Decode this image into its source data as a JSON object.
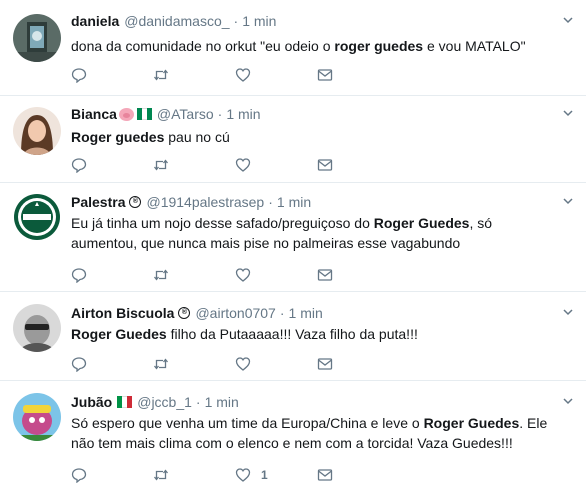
{
  "tweets": [
    {
      "name": "daniela",
      "handle": "@danidamasco_",
      "time": "1 min",
      "text_parts": [
        "dona da comunidade no orkut \"eu odeio o ",
        "roger guedes",
        " e vou MATALO\""
      ],
      "like_count": ""
    },
    {
      "name": "Bianca",
      "handle": "@ATarso",
      "time": "1 min",
      "text_parts": [
        "",
        "Roger guedes",
        " pau no cú"
      ],
      "like_count": ""
    },
    {
      "name": "Palestra",
      "handle": "@1914palestrasep",
      "time": "1 min",
      "text_parts": [
        "Eu já tinha um nojo desse safado/preguiçoso do ",
        "Roger Guedes",
        ", só aumentou, que nunca mais pise no palmeiras esse vagabundo"
      ],
      "like_count": ""
    },
    {
      "name": "Airton Biscuola",
      "handle": "@airton0707",
      "time": "1 min",
      "text_parts": [
        "",
        "Roger Guedes",
        " filho da Putaaaaa!!! Vaza filho da puta!!!"
      ],
      "like_count": ""
    },
    {
      "name": "Jubão",
      "handle": "@jccb_1",
      "time": "1 min",
      "text_parts": [
        "Só espero que venha um time da Europa/China e leve o ",
        "Roger Guedes",
        ". Ele não tem mais clima com o elenco e nem com a torcida! Vaza Guedes!!!"
      ],
      "like_count": "1"
    }
  ],
  "separator": "·",
  "verified_glyph": "®",
  "icons": [
    "reply-icon",
    "retweet-icon",
    "like-icon",
    "message-icon",
    "chevron-down-icon"
  ],
  "colors": {
    "text": "#14171a",
    "secondary": "#657786",
    "divider": "#e6ecf0",
    "nigeria_green": "#008751",
    "italy_green": "#009246",
    "italy_red": "#ce2b37"
  }
}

> _Exercise_
Omit the pictures. Transcribe every record exactly.

> _Written reply_
Decode this image into its source data as a JSON object.
{
  "tweets": [
    {
      "name": "daniela",
      "handle": "@danidamasco_",
      "time": "1 min",
      "text_parts": [
        "dona da comunidade no orkut \"eu odeio o ",
        "roger guedes",
        " e vou MATALO\""
      ],
      "like_count": ""
    },
    {
      "name": "Bianca",
      "handle": "@ATarso",
      "time": "1 min",
      "text_parts": [
        "",
        "Roger guedes",
        " pau no cú"
      ],
      "like_count": ""
    },
    {
      "name": "Palestra",
      "handle": "@1914palestrasep",
      "time": "1 min",
      "text_parts": [
        "Eu já tinha um nojo desse safado/preguiçoso do ",
        "Roger Guedes",
        ", só aumentou, que nunca mais pise no palmeiras esse vagabundo"
      ],
      "like_count": ""
    },
    {
      "name": "Airton Biscuola",
      "handle": "@airton0707",
      "time": "1 min",
      "text_parts": [
        "",
        "Roger Guedes",
        " filho da Putaaaaa!!! Vaza filho da puta!!!"
      ],
      "like_count": ""
    },
    {
      "name": "Jubão",
      "handle": "@jccb_1",
      "time": "1 min",
      "text_parts": [
        "Só espero que venha um time da Europa/China e leve o ",
        "Roger Guedes",
        ". Ele não tem mais clima com o elenco e nem com a torcida! Vaza Guedes!!!"
      ],
      "like_count": "1"
    }
  ],
  "separator": "·",
  "verified_glyph": "®",
  "icons": [
    "reply-icon",
    "retweet-icon",
    "like-icon",
    "message-icon",
    "chevron-down-icon"
  ],
  "colors": {
    "text": "#14171a",
    "secondary": "#657786",
    "divider": "#e6ecf0",
    "nigeria_green": "#008751",
    "italy_green": "#009246",
    "italy_red": "#ce2b37"
  }
}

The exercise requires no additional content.